■ Data entries:
* START *
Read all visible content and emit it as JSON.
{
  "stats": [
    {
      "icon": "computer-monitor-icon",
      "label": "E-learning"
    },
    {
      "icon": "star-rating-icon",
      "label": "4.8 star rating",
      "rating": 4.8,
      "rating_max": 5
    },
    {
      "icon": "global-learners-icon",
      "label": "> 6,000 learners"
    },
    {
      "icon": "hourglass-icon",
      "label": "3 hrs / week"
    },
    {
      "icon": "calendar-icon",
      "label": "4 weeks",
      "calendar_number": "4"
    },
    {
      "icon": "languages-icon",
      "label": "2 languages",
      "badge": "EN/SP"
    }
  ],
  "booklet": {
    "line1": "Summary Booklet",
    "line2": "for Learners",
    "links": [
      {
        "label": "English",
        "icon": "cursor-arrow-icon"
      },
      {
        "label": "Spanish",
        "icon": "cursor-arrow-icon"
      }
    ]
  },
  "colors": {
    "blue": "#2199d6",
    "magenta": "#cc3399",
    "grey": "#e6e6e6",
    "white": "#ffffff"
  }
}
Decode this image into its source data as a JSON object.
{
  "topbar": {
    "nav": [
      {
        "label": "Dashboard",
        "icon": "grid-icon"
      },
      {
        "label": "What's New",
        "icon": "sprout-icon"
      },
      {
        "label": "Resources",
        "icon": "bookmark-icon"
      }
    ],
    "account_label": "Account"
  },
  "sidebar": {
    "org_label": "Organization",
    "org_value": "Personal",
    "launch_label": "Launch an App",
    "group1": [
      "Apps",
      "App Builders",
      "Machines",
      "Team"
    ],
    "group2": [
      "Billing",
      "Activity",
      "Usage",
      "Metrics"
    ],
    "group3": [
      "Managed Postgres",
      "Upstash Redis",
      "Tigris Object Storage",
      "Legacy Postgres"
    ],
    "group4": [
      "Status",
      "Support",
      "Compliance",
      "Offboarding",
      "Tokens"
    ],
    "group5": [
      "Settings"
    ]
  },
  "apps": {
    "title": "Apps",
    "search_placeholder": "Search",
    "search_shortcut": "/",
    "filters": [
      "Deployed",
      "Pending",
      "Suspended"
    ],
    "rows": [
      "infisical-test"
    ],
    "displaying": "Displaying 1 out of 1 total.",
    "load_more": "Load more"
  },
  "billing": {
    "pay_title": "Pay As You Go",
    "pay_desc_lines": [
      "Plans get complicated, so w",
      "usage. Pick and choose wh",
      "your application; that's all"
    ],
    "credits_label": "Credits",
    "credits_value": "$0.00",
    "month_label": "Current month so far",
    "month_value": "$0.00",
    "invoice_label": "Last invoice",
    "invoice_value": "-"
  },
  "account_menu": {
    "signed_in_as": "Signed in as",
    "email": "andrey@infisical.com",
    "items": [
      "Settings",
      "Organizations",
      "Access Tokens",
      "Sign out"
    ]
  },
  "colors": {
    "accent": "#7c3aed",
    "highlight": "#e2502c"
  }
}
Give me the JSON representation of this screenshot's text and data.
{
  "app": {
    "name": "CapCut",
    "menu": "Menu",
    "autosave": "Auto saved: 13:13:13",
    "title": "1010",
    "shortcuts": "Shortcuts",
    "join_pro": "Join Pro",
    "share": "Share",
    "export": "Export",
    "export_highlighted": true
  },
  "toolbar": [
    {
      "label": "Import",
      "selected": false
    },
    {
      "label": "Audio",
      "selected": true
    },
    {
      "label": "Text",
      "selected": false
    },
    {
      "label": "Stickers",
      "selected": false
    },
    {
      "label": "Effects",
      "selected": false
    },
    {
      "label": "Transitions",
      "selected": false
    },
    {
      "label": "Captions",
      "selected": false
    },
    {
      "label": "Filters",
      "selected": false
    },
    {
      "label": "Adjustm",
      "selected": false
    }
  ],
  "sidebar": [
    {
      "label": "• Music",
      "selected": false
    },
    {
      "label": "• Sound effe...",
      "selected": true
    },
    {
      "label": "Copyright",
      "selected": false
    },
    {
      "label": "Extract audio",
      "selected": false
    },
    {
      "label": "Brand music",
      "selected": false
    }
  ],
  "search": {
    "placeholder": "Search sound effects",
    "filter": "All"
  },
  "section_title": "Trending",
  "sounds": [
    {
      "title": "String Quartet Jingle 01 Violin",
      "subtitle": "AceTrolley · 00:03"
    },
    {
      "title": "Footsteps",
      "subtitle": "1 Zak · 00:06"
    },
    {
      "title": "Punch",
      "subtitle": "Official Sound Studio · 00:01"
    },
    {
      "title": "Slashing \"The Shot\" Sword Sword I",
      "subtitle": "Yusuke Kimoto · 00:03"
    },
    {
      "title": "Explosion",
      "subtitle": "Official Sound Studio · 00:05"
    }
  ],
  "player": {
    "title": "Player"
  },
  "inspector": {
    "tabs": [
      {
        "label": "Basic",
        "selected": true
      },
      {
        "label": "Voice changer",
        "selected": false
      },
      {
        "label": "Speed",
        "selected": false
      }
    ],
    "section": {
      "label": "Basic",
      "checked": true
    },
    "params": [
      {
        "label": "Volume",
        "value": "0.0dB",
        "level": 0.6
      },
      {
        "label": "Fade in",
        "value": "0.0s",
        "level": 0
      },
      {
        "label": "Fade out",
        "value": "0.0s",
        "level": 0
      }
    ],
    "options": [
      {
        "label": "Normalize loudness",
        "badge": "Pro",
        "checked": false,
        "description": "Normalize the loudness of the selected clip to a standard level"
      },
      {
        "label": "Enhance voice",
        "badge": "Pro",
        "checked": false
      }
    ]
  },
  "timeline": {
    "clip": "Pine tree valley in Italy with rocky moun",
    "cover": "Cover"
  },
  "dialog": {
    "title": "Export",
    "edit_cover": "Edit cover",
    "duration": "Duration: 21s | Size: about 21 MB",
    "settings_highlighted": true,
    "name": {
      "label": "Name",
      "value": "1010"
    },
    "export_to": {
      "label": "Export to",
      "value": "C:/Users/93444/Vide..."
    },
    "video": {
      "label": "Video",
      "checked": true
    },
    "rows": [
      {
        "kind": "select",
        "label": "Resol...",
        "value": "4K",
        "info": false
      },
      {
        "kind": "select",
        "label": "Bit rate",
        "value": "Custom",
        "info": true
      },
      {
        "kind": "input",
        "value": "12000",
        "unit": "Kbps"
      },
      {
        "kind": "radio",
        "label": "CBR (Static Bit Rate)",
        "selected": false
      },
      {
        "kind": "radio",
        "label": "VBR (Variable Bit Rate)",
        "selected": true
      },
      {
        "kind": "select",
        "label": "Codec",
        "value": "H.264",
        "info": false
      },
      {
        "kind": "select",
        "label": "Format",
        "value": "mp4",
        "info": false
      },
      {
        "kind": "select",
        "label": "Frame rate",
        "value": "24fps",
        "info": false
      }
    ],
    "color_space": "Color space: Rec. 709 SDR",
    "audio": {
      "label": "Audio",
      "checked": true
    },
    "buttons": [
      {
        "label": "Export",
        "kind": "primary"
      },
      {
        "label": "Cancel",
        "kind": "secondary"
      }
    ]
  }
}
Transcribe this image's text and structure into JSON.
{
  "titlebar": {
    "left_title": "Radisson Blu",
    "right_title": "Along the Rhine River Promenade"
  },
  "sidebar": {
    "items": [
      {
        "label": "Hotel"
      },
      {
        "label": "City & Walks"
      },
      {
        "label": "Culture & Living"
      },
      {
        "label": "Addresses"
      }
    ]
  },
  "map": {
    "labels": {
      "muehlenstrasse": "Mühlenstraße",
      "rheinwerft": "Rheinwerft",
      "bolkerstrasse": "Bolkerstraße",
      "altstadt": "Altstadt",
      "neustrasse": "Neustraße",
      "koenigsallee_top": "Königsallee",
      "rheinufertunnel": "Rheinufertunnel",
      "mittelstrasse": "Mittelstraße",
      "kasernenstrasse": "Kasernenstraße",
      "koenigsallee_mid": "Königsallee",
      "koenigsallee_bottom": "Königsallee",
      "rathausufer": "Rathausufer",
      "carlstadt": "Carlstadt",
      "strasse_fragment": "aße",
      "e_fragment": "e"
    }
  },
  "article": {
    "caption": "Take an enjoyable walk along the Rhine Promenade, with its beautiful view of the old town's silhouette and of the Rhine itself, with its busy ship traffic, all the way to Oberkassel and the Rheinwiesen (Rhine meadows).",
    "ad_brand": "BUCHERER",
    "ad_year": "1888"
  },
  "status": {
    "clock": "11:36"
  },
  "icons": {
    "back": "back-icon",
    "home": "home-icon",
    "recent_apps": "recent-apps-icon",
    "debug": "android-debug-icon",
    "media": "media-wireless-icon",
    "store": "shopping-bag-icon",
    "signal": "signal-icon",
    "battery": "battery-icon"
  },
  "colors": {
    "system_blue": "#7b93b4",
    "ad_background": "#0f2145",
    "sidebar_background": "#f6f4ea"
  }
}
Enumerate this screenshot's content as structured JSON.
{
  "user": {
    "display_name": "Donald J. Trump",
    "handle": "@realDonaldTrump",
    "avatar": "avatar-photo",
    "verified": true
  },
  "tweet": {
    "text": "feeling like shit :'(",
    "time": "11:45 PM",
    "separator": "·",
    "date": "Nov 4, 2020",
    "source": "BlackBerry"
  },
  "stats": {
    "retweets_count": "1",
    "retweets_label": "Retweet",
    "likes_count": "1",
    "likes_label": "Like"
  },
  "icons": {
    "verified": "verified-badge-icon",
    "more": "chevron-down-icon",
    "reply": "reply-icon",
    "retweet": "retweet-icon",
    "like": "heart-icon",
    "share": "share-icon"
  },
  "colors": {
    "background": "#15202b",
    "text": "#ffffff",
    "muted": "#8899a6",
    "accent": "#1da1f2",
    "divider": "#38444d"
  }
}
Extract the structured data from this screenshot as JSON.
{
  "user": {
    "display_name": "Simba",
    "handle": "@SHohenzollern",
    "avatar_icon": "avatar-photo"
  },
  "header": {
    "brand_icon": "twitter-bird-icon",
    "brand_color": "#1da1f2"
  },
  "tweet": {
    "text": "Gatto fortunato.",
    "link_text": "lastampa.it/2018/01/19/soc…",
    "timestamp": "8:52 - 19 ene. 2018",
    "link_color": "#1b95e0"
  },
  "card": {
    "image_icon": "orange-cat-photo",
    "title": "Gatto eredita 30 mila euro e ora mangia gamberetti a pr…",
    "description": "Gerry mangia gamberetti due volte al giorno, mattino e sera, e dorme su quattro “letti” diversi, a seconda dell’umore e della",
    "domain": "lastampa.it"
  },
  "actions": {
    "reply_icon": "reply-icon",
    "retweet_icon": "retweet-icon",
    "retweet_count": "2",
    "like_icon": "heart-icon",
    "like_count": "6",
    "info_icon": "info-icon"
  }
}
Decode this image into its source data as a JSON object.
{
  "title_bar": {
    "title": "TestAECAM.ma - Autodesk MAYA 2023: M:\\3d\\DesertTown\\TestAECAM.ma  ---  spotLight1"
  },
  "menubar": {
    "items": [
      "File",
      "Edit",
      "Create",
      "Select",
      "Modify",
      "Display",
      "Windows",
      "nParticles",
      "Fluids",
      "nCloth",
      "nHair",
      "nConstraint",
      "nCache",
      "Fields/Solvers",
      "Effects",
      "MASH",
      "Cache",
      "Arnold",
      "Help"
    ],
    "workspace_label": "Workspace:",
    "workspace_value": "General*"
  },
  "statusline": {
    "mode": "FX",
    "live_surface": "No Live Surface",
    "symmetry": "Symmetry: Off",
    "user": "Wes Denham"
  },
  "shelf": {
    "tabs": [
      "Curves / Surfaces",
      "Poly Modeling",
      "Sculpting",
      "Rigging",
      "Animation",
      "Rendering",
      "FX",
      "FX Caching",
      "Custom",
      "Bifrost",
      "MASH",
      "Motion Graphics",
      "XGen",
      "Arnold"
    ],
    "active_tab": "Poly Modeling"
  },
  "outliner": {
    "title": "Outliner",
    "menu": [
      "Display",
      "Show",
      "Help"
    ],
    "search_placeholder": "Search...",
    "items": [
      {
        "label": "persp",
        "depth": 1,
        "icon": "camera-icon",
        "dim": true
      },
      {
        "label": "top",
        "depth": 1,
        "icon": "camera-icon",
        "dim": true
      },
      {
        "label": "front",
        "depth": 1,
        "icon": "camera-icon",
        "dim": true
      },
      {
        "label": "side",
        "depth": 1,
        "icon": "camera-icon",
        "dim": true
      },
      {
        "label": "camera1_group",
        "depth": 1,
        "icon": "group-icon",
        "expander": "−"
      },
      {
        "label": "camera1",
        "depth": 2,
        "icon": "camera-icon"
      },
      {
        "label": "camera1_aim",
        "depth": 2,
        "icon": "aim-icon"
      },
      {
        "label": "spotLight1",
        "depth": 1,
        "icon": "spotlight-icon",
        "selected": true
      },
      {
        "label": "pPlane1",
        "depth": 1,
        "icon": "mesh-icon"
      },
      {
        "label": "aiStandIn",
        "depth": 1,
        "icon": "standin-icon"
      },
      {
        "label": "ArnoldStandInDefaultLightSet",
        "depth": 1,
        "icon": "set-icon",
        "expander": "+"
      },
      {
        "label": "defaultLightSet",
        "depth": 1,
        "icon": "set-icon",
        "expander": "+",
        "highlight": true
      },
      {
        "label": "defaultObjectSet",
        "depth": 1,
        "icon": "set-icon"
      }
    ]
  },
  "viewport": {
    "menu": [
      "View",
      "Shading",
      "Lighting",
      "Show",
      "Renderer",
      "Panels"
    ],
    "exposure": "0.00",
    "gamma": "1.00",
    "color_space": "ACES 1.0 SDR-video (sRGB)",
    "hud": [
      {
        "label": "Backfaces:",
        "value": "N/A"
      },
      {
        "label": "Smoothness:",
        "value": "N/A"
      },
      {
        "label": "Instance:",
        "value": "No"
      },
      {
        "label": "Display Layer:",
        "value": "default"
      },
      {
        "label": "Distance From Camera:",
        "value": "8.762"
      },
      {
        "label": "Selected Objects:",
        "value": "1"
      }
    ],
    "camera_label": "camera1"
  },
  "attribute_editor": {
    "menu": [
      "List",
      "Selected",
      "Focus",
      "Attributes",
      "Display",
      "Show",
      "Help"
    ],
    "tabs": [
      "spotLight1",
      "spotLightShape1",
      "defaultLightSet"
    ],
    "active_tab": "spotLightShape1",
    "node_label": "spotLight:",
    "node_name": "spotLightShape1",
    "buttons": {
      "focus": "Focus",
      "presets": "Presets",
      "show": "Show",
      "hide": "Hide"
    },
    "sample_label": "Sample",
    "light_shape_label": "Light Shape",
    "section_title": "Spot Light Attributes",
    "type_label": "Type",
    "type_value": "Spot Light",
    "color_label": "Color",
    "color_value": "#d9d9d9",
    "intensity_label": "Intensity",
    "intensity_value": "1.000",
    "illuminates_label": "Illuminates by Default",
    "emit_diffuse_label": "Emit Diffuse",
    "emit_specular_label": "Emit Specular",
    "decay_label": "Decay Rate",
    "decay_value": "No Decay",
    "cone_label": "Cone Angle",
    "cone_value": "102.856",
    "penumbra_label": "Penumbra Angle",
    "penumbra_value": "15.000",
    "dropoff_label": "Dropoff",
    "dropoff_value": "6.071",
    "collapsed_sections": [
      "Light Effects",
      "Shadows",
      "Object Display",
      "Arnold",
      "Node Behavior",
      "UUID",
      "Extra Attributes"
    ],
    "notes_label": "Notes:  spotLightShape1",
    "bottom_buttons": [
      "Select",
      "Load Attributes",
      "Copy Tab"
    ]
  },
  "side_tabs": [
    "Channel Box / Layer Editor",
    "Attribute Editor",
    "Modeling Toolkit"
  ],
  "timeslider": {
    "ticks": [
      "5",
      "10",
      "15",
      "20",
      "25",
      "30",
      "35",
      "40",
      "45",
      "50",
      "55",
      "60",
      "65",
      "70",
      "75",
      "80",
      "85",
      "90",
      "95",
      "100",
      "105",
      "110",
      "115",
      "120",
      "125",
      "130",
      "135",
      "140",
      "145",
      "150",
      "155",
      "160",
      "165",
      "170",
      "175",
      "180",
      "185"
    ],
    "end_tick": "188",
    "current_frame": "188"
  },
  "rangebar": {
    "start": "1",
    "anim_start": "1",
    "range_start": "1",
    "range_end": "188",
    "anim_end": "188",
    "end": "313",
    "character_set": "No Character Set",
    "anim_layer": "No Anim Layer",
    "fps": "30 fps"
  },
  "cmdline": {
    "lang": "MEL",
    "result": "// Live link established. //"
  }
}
* END *
■ Short task:
Pick out every line above that holds the word "Normalize" and copy it.

■ Solution:
        "label": "Normalize loudness",
        "description": "Normalize the loudness of the selected clip to a standard level"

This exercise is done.